Find the lines with "high" in them and copy them out.

Data supplied

>>>

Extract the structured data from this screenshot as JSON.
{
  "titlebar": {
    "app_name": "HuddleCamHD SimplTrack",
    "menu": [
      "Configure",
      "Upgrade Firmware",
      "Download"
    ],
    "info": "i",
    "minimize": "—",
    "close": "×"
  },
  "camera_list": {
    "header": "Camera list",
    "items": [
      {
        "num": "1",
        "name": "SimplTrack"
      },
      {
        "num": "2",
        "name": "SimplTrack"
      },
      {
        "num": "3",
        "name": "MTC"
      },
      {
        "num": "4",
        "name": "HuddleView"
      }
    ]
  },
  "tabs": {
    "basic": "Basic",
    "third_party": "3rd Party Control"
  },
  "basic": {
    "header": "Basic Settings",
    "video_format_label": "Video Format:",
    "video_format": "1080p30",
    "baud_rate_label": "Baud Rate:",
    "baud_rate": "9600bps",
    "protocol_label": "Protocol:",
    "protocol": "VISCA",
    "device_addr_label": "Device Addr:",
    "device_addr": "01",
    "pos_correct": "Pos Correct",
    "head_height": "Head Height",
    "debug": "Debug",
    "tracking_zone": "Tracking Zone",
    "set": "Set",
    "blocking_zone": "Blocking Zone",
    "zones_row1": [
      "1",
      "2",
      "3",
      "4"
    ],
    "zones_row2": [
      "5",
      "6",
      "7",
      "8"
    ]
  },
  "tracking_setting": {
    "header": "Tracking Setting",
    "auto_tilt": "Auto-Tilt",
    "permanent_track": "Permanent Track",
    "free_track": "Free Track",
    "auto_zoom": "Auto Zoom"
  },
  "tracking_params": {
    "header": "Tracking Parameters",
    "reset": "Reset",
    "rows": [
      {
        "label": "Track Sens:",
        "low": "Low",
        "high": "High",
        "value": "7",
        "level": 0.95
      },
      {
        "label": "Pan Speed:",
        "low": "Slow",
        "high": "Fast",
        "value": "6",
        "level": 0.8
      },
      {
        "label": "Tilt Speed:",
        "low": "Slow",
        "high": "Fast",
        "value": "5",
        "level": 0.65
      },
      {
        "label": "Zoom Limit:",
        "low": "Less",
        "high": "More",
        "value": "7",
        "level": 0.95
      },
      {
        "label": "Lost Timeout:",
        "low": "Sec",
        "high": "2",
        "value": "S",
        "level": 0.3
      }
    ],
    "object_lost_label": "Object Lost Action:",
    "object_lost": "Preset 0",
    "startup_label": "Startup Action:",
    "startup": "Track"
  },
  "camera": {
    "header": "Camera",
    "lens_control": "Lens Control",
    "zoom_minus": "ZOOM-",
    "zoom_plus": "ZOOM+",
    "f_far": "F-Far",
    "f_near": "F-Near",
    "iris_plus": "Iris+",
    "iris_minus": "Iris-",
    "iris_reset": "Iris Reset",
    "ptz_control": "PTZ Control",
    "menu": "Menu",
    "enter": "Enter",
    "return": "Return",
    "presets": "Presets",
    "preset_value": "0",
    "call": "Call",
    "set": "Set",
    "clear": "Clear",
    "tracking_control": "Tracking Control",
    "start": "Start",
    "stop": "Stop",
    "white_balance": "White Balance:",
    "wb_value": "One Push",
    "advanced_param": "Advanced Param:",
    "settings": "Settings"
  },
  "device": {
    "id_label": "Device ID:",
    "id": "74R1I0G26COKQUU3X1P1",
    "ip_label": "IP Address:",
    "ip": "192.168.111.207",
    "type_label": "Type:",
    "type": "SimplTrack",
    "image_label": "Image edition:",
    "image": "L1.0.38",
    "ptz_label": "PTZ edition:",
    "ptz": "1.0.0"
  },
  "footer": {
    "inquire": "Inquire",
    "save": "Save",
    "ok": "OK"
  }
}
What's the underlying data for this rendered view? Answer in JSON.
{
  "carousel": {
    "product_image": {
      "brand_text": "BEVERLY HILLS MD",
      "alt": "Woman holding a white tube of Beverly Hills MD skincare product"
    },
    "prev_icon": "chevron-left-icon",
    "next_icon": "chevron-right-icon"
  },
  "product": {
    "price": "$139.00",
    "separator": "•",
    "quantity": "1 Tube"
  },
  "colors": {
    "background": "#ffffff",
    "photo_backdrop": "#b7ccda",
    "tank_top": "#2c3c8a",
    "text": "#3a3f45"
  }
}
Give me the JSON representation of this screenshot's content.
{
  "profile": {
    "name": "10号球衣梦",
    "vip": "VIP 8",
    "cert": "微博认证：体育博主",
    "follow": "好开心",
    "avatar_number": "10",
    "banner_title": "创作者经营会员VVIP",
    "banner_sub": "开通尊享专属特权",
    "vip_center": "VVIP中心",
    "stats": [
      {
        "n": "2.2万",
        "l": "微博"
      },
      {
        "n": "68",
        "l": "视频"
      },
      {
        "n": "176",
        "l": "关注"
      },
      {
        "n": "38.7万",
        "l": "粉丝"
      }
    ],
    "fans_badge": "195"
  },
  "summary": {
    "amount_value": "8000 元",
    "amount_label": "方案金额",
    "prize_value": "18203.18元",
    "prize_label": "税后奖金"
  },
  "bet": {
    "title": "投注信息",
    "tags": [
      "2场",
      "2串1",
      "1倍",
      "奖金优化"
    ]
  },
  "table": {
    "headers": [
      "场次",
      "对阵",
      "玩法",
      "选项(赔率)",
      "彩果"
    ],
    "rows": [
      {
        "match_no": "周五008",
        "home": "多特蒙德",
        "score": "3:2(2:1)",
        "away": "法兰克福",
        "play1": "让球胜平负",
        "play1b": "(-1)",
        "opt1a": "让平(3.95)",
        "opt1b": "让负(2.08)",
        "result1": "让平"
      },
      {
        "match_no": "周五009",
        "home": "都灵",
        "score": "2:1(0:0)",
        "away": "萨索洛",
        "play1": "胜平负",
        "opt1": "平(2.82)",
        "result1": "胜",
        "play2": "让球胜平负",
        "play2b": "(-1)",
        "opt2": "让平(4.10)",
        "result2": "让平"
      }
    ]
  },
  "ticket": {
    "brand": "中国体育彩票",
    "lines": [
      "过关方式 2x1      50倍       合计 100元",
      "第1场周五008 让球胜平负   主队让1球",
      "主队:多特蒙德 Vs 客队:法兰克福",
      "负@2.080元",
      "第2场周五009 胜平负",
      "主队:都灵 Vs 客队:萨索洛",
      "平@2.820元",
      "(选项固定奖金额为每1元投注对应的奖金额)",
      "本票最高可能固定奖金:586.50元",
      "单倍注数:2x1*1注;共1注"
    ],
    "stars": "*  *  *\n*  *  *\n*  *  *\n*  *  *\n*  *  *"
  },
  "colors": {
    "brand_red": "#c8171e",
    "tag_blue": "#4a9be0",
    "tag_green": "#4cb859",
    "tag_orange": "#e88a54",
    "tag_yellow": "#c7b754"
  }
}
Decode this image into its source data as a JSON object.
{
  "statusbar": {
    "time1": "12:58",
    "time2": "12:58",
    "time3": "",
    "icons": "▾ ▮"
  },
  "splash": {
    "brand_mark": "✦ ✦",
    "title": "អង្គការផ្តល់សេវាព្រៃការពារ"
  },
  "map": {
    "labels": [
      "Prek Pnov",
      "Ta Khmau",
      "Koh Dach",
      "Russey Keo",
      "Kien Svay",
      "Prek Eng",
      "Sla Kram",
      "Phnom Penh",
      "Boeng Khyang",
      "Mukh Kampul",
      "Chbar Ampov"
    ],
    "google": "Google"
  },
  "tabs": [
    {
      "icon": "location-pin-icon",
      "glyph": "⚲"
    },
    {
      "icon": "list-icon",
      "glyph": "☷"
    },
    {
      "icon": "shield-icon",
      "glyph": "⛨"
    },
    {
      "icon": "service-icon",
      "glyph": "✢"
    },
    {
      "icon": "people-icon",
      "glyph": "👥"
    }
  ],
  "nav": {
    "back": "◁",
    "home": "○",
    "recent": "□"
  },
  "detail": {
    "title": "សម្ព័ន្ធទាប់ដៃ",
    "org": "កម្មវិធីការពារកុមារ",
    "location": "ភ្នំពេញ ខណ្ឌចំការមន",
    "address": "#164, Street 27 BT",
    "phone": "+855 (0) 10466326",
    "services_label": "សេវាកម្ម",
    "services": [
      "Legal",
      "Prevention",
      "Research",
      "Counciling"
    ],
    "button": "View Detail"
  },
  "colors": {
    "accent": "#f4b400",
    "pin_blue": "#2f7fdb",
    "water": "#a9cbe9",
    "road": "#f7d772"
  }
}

<<<

In response
        "high": "High",
        "high": "Fast",
        "high": "Fast",
        "high": "More",
        "high": "2",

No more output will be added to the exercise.